Task directions: Under this task are some entries; return every one of them exactly.

Exercise material:

--- start ---

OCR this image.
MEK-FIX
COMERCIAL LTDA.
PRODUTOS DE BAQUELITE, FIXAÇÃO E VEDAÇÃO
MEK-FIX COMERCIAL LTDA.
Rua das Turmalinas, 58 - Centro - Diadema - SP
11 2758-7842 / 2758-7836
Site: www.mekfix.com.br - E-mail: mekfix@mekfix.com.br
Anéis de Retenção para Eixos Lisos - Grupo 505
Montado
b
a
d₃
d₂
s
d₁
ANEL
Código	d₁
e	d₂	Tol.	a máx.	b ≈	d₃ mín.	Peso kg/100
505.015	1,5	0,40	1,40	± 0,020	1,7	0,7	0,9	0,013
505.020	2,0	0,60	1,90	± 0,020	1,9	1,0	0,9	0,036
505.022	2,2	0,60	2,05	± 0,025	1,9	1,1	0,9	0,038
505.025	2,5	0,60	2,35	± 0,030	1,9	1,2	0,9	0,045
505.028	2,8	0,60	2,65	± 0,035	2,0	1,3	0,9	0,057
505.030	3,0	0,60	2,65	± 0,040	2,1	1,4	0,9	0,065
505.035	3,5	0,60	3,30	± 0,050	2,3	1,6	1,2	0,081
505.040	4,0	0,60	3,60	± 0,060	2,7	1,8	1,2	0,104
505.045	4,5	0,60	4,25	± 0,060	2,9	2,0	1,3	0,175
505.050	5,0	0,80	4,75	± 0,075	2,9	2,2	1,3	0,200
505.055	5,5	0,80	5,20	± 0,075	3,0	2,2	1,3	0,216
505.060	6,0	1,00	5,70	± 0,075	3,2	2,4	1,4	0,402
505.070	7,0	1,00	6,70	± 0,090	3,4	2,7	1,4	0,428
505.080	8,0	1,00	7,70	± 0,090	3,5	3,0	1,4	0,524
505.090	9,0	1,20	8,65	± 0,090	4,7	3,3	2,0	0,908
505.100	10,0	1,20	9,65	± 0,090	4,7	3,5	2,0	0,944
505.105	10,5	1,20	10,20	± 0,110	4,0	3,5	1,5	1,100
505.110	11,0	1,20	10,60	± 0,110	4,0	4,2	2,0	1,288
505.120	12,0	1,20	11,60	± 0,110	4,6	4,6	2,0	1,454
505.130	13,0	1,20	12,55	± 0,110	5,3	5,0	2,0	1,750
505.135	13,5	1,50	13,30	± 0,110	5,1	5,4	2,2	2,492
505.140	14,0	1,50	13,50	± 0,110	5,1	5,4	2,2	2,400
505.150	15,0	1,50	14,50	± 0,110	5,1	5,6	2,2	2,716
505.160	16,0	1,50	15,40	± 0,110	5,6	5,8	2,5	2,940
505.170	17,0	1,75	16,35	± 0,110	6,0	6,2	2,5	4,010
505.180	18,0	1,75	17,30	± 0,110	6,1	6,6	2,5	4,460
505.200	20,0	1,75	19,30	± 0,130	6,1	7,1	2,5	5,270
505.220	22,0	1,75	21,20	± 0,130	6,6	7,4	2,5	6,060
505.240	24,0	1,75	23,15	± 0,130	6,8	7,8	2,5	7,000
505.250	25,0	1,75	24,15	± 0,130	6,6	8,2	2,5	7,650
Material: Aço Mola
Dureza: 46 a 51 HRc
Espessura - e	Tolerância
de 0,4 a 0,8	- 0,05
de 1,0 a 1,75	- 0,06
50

--- end ---

Solution for this problem:
OCR this image.
MEK-FIX
COMERCIAL LTDA.
PRODUTOS DE BAQUELITE, FIXAÇÃO E VEDAÇÃO
MEK-FIX COMERCIAL LTDA.
Rua das Turmalinas, 58 - Centro - Diadema - SP
11 2758-7842 / 2758-7836
Site: www.mekfix.com.br - E-mail: mekfix@mekfix.com.br
Anéis de Retenção para Eixos Lisos - Grupo 505
Montado
b
a
d₃
d₂
s
d₁
ANEL
Código	d₁
e	d₂	Tol.	a máx.	b ≈	d₃ mín.	Peso kg/100
505.015	1,5	0,40	1,40	± 0,020	1,7	0,7	0,9	0,013
505.020	2,0	0,60	1,90	± 0,020	1,9	1,0	0,9	0,036
505.022	2,2	0,60	2,05	± 0,025	1,9	1,1	0,9	0,038
505.025	2,5	0,60	2,35	± 0,030	1,9	1,2	0,9	0,045
505.028	2,8	0,60	2,65	± 0,035	2,0	1,3	0,9	0,057
505.030	3,0	0,60	2,65	± 0,040	2,1	1,4	0,9	0,065
505.035	3,5	0,60	3,30	± 0,050	2,3	1,6	1,2	0,081
505.040	4,0	0,60	3,60	± 0,060	2,7	1,8	1,2	0,104
505.045	4,5	0,60	4,25	± 0,060	2,9	2,0	1,3	0,175
505.050	5,0	0,80	4,75	± 0,075	2,9	2,2	1,3	0,200
505.055	5,5	0,80	5,20	± 0,075	3,0	2,2	1,3	0,216
505.060	6,0	1,00	5,70	± 0,075	3,2	2,4	1,4	0,402
505.070	7,0	1,00	6,70	± 0,090	3,4	2,7	1,4	0,428
505.080	8,0	1,00	7,70	± 0,090	3,5	3,0	1,4	0,524
505.090	9,0	1,20	8,65	± 0,090	4,7	3,3	2,0	0,908
505.100	10,0	1,20	9,65	± 0,090	4,7	3,5	2,0	0,944
505.105	10,5	1,20	10,20	± 0,110	4,0	3,5	1,5	1,100
505.110	11,0	1,20	10,60	± 0,110	4,0	4,2	2,0	1,288
505.120	12,0	1,20	11,60	± 0,110	4,6	4,6	2,0	1,454
505.130	13,0	1,20	12,55	± 0,110	5,3	5,0	2,0	1,750
505.135	13,5	1,50	13,30	± 0,110	5,1	5,4	2,2	2,492
505.140	14,0	1,50	13,50	± 0,110	5,1	5,4	2,2	2,400
505.150	15,0	1,50	14,50	± 0,110	5,1	5,6	2,2	2,716
505.160	16,0	1,50	15,40	± 0,110	5,6	5,8	2,5	2,940
505.170	17,0	1,75	16,35	± 0,110	6,0	6,2	2,5	4,010
505.180	18,0	1,75	17,30	± 0,110	6,1	6,6	2,5	4,460
505.200	20,0	1,75	19,30	± 0,130	6,1	7,1	2,5	5,270
505.220	22,0	1,75	21,20	± 0,130	6,6	7,4	2,5	6,060
505.240	24,0	1,75	23,15	± 0,130	6,8	7,8	2,5	7,000
505.250	25,0	1,75	24,15	± 0,130	6,6	8,2	2,5	7,650
Material: Aço Mola
Dureza: 46 a 51 HRc
Espessura - e	Tolerância
de 0,4 a 0,8	- 0,05
de 1,0 a 1,75	- 0,06
50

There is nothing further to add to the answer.